RECORD SET -

· · · ·

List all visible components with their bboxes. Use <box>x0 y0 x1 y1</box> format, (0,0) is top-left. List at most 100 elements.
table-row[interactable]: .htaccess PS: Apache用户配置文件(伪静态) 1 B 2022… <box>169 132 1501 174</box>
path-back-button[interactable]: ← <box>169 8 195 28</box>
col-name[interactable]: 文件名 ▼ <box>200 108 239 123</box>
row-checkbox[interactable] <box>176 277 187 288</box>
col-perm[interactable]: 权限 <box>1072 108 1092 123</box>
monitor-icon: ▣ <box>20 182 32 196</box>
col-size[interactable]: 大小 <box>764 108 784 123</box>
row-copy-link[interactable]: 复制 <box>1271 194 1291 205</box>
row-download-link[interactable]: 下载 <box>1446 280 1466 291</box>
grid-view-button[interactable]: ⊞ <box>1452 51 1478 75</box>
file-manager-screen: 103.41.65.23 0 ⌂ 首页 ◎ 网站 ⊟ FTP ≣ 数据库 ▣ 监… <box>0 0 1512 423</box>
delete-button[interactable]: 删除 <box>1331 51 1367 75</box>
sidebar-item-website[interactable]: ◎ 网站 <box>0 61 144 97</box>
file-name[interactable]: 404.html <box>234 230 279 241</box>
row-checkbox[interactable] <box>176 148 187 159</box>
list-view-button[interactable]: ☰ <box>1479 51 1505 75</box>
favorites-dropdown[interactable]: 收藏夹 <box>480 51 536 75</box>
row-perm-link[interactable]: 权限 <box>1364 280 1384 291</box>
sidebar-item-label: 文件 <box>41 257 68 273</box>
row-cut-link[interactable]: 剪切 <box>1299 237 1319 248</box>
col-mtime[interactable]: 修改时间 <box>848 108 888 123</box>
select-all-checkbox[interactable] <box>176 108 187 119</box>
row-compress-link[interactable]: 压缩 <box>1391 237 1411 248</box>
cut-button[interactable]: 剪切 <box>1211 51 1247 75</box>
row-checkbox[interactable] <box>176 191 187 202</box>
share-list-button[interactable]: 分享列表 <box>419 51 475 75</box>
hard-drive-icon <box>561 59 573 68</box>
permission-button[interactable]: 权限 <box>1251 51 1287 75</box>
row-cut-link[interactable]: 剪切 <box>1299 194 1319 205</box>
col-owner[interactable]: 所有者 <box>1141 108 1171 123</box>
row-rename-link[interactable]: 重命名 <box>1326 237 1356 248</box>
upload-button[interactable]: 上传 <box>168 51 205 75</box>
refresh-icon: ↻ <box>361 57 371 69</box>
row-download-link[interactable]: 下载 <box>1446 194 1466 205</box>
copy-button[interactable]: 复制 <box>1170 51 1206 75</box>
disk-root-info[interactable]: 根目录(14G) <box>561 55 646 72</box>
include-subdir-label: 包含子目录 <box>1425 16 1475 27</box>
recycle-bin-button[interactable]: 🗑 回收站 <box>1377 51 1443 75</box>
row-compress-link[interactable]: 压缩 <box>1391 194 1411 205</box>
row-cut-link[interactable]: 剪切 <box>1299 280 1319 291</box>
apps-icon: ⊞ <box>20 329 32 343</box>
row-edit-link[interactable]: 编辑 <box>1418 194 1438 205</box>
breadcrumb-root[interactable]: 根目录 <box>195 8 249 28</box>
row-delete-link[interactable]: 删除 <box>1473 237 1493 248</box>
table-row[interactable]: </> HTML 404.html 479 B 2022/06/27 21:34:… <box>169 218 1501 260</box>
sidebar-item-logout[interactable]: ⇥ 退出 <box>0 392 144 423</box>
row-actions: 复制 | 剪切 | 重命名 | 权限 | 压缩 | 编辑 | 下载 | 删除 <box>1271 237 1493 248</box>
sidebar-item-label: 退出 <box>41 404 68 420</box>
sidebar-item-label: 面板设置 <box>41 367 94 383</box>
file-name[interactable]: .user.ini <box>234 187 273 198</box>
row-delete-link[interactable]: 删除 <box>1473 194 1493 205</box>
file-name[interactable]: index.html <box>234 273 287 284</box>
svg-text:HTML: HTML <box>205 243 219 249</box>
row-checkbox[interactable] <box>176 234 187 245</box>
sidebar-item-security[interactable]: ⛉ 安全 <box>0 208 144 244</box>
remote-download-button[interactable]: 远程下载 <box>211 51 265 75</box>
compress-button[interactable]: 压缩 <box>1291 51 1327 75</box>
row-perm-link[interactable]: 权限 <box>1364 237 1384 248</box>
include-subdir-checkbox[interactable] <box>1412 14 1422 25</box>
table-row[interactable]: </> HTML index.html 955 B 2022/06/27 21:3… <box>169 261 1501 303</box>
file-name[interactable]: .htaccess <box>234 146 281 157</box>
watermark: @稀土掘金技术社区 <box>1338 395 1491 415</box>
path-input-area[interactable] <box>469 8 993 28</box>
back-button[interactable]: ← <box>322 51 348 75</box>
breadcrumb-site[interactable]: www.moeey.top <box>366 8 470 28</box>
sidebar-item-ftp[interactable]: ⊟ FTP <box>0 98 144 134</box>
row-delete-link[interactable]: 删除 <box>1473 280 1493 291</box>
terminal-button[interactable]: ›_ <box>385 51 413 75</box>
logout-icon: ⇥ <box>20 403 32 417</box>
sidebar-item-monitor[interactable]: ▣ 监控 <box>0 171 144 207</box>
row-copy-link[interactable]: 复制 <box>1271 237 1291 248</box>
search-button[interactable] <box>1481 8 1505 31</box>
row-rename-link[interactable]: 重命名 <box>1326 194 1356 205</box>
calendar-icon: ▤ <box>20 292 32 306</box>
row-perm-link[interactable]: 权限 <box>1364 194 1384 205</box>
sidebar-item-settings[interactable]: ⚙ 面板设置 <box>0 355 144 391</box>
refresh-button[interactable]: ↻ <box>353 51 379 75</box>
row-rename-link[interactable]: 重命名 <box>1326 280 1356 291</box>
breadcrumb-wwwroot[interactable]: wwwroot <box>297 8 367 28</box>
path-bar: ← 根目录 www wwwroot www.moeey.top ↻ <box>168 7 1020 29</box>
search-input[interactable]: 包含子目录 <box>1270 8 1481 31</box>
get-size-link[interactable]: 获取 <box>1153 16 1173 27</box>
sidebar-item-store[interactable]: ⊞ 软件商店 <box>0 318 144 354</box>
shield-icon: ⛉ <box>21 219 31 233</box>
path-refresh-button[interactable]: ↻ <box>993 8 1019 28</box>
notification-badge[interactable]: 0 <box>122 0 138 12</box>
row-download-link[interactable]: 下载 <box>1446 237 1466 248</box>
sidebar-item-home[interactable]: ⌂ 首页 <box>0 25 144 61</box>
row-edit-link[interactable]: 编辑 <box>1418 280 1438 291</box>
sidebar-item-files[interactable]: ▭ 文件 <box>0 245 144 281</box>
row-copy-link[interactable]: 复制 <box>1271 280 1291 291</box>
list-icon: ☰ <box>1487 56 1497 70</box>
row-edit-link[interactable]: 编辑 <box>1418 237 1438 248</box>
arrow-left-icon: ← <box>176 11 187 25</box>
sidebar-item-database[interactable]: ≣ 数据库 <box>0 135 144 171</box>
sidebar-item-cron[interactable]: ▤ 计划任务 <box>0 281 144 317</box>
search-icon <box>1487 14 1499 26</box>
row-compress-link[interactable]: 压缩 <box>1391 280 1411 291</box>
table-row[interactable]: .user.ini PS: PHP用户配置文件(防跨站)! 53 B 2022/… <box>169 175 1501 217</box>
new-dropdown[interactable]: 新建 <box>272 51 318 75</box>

· · · ·

REQUIREMENTS - Print everything from the start of the records down to the line containing "path-back-button[interactable]: ← <box>169", with both ends included, copying each line exactly.

RESPONSE TO THIS EXERCISE -
List all visible components with their bboxes. Use <box>x0 y0 x1 y1</box> format, (0,0) is top-left. List at most 100 elements.
table-row[interactable]: .htaccess PS: Apache用户配置文件(伪静态) 1 B 2022… <box>169 132 1501 174</box>
path-back-button[interactable]: ← <box>169 8 195 28</box>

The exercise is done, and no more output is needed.